--- Requirement ---
Extend the forum discussion below about negation words and the Modern Greek medio-passive voice, picking up right after its final line.

--- Selected extract ---
/---

For "no" (adj), Swedish ingen and its NGMc cognates are also descended from Old Norse enginn.

For "no" (intj), Swedish has nej, and it and its NGmc cognates are descended from Old Norse nei, and ultimately from PIE.


So what has often happened is that the original negation marker has been extended to make some form meaning literally "nothing" or something similar. Then it gets eroded down, with the erosion sometimes involving dropping the original negation marker, leaving only the "thing" part. Thus, "thing" > "not".
 
I found something on the Modern Greek (medio)passive voice. Modern medio-Passive voice | WordReference Forums

Αγγελος - Angelos "Angel"
I don't know about conjugators, but the medio-passive voice is very common in Modern Greek, including in some very common cases where the passive form would NOT necessarily be used in English, such as
-- spontaneous processes: το αλάτι διαλύεται στο νερό = salt dissolves in water, καίγομαι = I'm on fire!
-- expressions of possibility: το σπίτι φαίνεται από δω = the house is visible (=can be seen) from here, το βιβλίο διαβάζεται εύκολα = the book reads (=can be read) easily,
-- reflexive verbs: πλένομαι = I wash myself, ξυρίζομαι = I shave myself
-- deponent verbs (έρχομαι, εύχομαι, φοβάμαι...)

Note also some inconsistencies, such as ζεσταίνομαι = I'm hot (passive of ζεσταίνω = heat up) vs. κρυώνω, which means both 'I cool' and 'I am cold' (there is no *κρυώνομαι).

Perseas
F.ex. Ο γεωργός οργώνει το χωράφι (οργώνει: active voice & active disposition) <<The farmer ploughs the field>>
Ο Γιάννης ντύνεται (ντύνεται: passive voice & middle disposition) <<Yannis is dressed>>
Χρειάζομαι χρόνο (Χρειάζομαι: passive voice & active disposition) <<I need time>>
Το παιδί κοιμάται (κοιμάται: passive voice & neutral disposition) <<The child sleeps>

My examples:

He complained about people insulting him.
He got married earlier today.
The door slowly opened.
It is thought that Uralic may be related to Indo-European.

Παραπονέθηκε για ανθρώπους που τον προσέβαλαν.
Παντρεύτηκε νωρίτερα σήμερα.

\---

Items stored in a collection

/---

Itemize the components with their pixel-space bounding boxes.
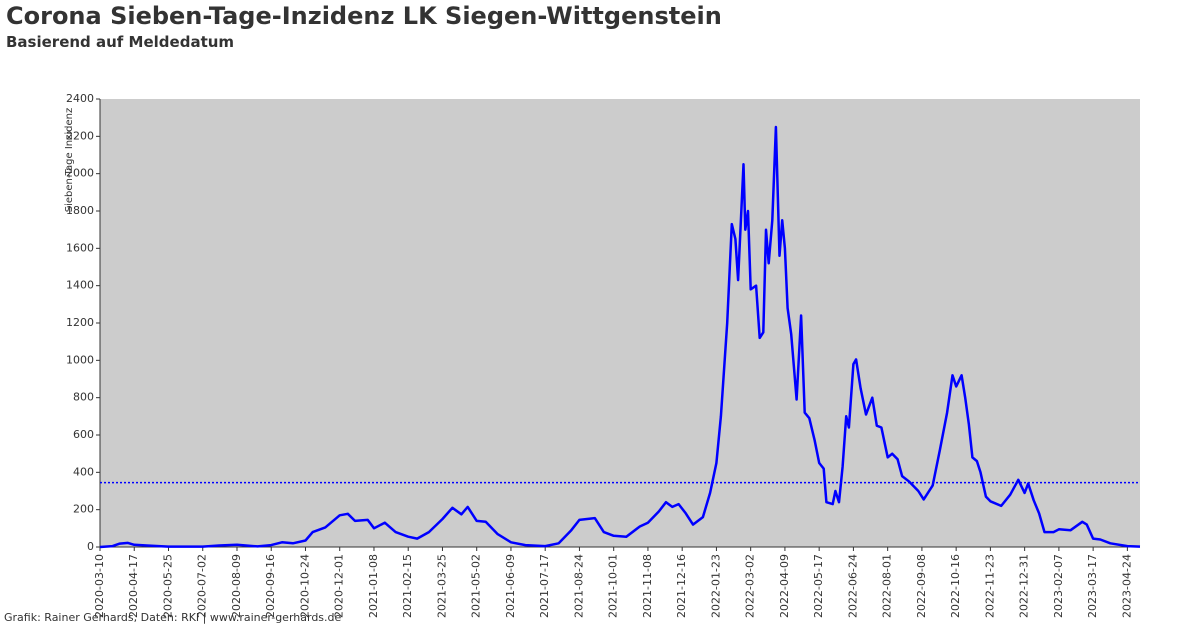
y-tick-label: 0: [87, 540, 94, 553]
x-tick-label: 2020-07-02: [196, 554, 209, 618]
x-tick-label: 2020-09-16: [264, 554, 277, 618]
x-tick-label: 2021-07-17: [538, 554, 551, 618]
x-tick-label: 2020-12-01: [333, 554, 346, 618]
y-tick-label: 800: [73, 391, 94, 404]
footer: Grafik: Rainer Gerhards, Daten: RKI | ww…: [4, 611, 342, 624]
x-tick-label: 2022-11-23: [983, 554, 996, 618]
y-tick-label: 1800: [66, 204, 94, 217]
x-tick-label: 2023-03-17: [1086, 554, 1099, 618]
y-tick-label: 400: [73, 465, 94, 478]
y-tick-label: 1000: [66, 353, 94, 366]
x-tick-label: 2022-12-31: [1018, 554, 1031, 618]
x-tick-label: 2021-06-09: [504, 554, 517, 618]
y-tick-label: 200: [73, 503, 94, 516]
y-tick-label: 2200: [66, 129, 94, 142]
plot-background: [100, 99, 1140, 547]
x-tick-label: 2021-05-02: [470, 554, 483, 618]
x-tick-label: 2020-03-10: [93, 554, 106, 618]
x-tick-label: 2022-09-08: [915, 554, 928, 618]
x-tick-label: 2020-08-09: [230, 554, 243, 618]
y-tick-label: 2400: [66, 92, 94, 105]
x-tick-label: 2021-11-08: [641, 554, 654, 618]
x-tick-label: 2022-05-17: [812, 554, 825, 618]
x-tick-label: 2020-04-17: [127, 554, 140, 618]
x-tick-label: 2020-05-25: [161, 554, 174, 618]
x-tick-label: 2022-10-16: [949, 554, 962, 618]
x-tick-label: 2023-04-24: [1120, 554, 1133, 618]
chart-title: Corona Sieben-Tage-Inzidenz LK Siegen-Wi…: [6, 2, 722, 30]
x-tick-label: 2021-03-25: [435, 554, 448, 618]
x-tick-label: 2022-06-24: [846, 554, 859, 618]
chart-subtitle: Basierend auf Meldedatum: [6, 33, 234, 51]
x-tick-label: 2022-01-23: [709, 554, 722, 618]
x-tick-label: 2022-03-02: [744, 554, 757, 618]
x-tick-label: 2022-08-01: [881, 554, 894, 618]
y-tick-label: 2000: [66, 167, 94, 180]
y-axis-label: Sieben-Tage Inzidenz: [64, 108, 75, 212]
x-tick-label: 2021-10-01: [607, 554, 620, 618]
y-tick-label: 600: [73, 428, 94, 441]
x-tick-label: 2021-02-15: [401, 554, 414, 618]
x-tick-label: 2022-04-09: [778, 554, 791, 618]
x-tick-label: 2021-08-24: [572, 554, 585, 618]
y-tick-label: 1200: [66, 316, 94, 329]
x-tick-label: 2020-10-24: [298, 554, 311, 618]
y-tick-label: 1400: [66, 279, 94, 292]
x-tick-label: 2023-02-07: [1052, 554, 1065, 618]
y-tick-label: 1600: [66, 241, 94, 254]
x-tick-label: 2021-01-08: [367, 554, 380, 618]
data-line: [99, 125, 1141, 549]
x-tick-label: 2021-12-16: [675, 554, 688, 618]
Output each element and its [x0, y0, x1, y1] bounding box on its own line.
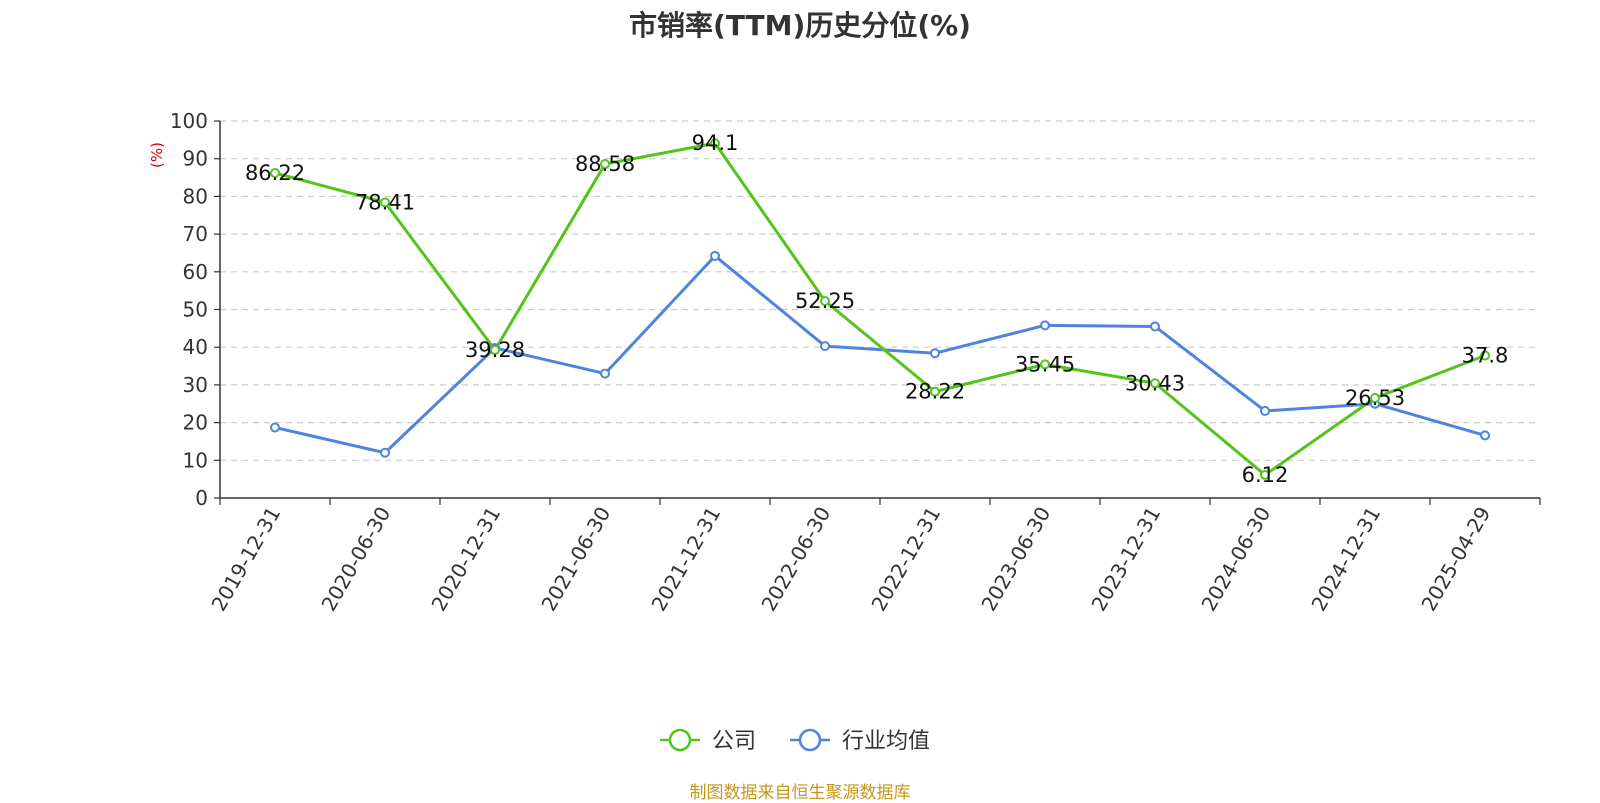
- data-point-company: [490, 344, 500, 355]
- y-axis-label: (%): [148, 142, 166, 168]
- legend-company-marker: [668, 728, 692, 752]
- data-label: 37.8: [1462, 343, 1509, 367]
- y-tick-label: 10: [183, 448, 208, 472]
- y-tick-label: 50: [183, 298, 208, 322]
- x-tick-label: 2019-12-31: [206, 503, 285, 616]
- y-tick-label: 30: [183, 373, 208, 397]
- y-tick-label: 70: [183, 222, 208, 246]
- x-tick-label: 2024-06-30: [1196, 503, 1275, 616]
- data-label: 52.25: [795, 289, 855, 313]
- data-point-industry: [600, 368, 610, 379]
- x-tick-label: 2024-12-31: [1306, 503, 1385, 616]
- y-tick-label: 100: [170, 109, 208, 133]
- data-point-industry: [1150, 321, 1160, 332]
- x-tick-label: 2023-12-31: [1086, 503, 1165, 616]
- data-point-company: [710, 138, 720, 149]
- x-tick-label: 2022-06-30: [756, 503, 835, 616]
- data-point-industry: [1040, 320, 1050, 331]
- data-label: 78.41: [355, 190, 415, 214]
- data-point-industry: [270, 422, 280, 433]
- legend-company-label: 公司: [712, 729, 756, 754]
- data-point-industry: [820, 341, 830, 352]
- data-label: 94.1: [692, 131, 739, 155]
- data-label: 26.53: [1345, 386, 1405, 410]
- data-point-company: [1150, 378, 1160, 389]
- y-tick-label: 0: [195, 486, 208, 510]
- data-label: 28.22: [905, 380, 965, 404]
- y-tick-label: 40: [183, 335, 208, 359]
- x-tick-label: 2020-06-30: [316, 503, 395, 616]
- data-label: 86.22: [245, 161, 305, 185]
- x-tick-label: 2021-12-31: [646, 503, 725, 616]
- data-point-industry: [1260, 405, 1270, 416]
- data-point-company: [380, 197, 390, 208]
- y-tick-label: 20: [183, 411, 208, 435]
- data-point-company: [1040, 359, 1050, 370]
- data-point-company: [820, 296, 830, 307]
- data-label: 30.43: [1125, 371, 1185, 395]
- data-label: 39.28: [465, 338, 525, 362]
- data-point-company: [270, 167, 280, 178]
- data-point-company: [1480, 350, 1490, 361]
- data-point-company: [930, 386, 940, 397]
- data-point-industry: [710, 250, 720, 261]
- x-tick-label: 2020-12-31: [426, 503, 505, 616]
- data-point-industry: [1480, 430, 1490, 441]
- data-point-industry: [380, 447, 390, 458]
- legend-industry-label: 行业均值: [842, 729, 930, 754]
- x-tick-label: 2025-04-29: [1416, 503, 1495, 616]
- data-label: 88.58: [575, 152, 635, 176]
- data-label: 35.45: [1015, 352, 1075, 376]
- data-point-company: [1370, 392, 1380, 403]
- source-note: 制图数据来自恒生聚源数据库: [689, 783, 911, 803]
- data-point-company: [600, 159, 610, 170]
- x-tick-label: 2023-06-30: [976, 503, 1055, 616]
- data-point-company: [1260, 469, 1270, 480]
- y-tick-label: 90: [183, 147, 208, 171]
- chart-title: 市销率(TTM)历史分位(%): [629, 9, 971, 42]
- y-tick-label: 80: [183, 184, 208, 208]
- y-tick-label: 60: [183, 260, 208, 284]
- x-tick-label: 2021-06-30: [536, 503, 615, 616]
- x-tick-label: 2022-12-31: [866, 503, 945, 616]
- data-label: 6.12: [1242, 463, 1289, 487]
- legend-industry-marker: [798, 728, 822, 752]
- data-point-industry: [930, 348, 940, 359]
- series-line-industry: [274, 254, 1486, 455]
- series-line-company: [274, 141, 1486, 477]
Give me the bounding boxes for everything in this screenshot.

\---

--- Result for this exercise ---
Η πόρτα άνοιξε αργά.
Θεωρείται ότι τα ουραλικά μπορεί να σχετίζονται με τα ινδοευρωπαϊκά.

Google Translate turned all these examples into mediopassive voice except for "opened".

So Modern Greek is much like the Romance and Slavic languages with its use of the mediopassive, with reflexive, passive, spontaneous-action, and impersonal uses -- also in having deponent verbs (mediopassive-only).

As far as I can tell about Ancient Greek, its middle and passive voices had similar uses. They were different in the aorist (simple past) tense, but not in the present tense.
 
Swedish:
Han klagade över att folk förolämpade honom.
Han gifte sig tidigare idag.
Dörren öppnades sakta.
Man tror att uraliskt kan vara släkt med indoeuropeiskt.

"Complain" is an active verb, like in English. "Get married" becomes a reflexive (sig ~ him/her/itself) -- "marry oneself", like in Romance, Slavic, and Greek. "Opened" gets the s-passive. "It is thought" becomes "One thinks" (impersonal).

Also, that -d- in the verbs is a cognate of English -ed.
 
Although the ancestral Indo-European noun declension has been eroded away in many of the present-day dialects, there are some pattens in its erosion.

I'll look at Latin to Romance.

The o-stem nouns (-us, -î) got reduced to -o or -, and their plural to -i or -os or -s. The singular likely comes from the accusative -um, while the plural from the nominative -î or the accusative -ôs.

The a-stem nouns (-a, -ae) got reduced to -a or -e, and their plural to -e or -as or -es. The singular can come from the nominative and the accusative merging, and the plural from either case.

Languages will consistently use either the nominative plurals (Italian -o -i, -a -e) or the accusative plurals (Spanish -o -os, -a -as).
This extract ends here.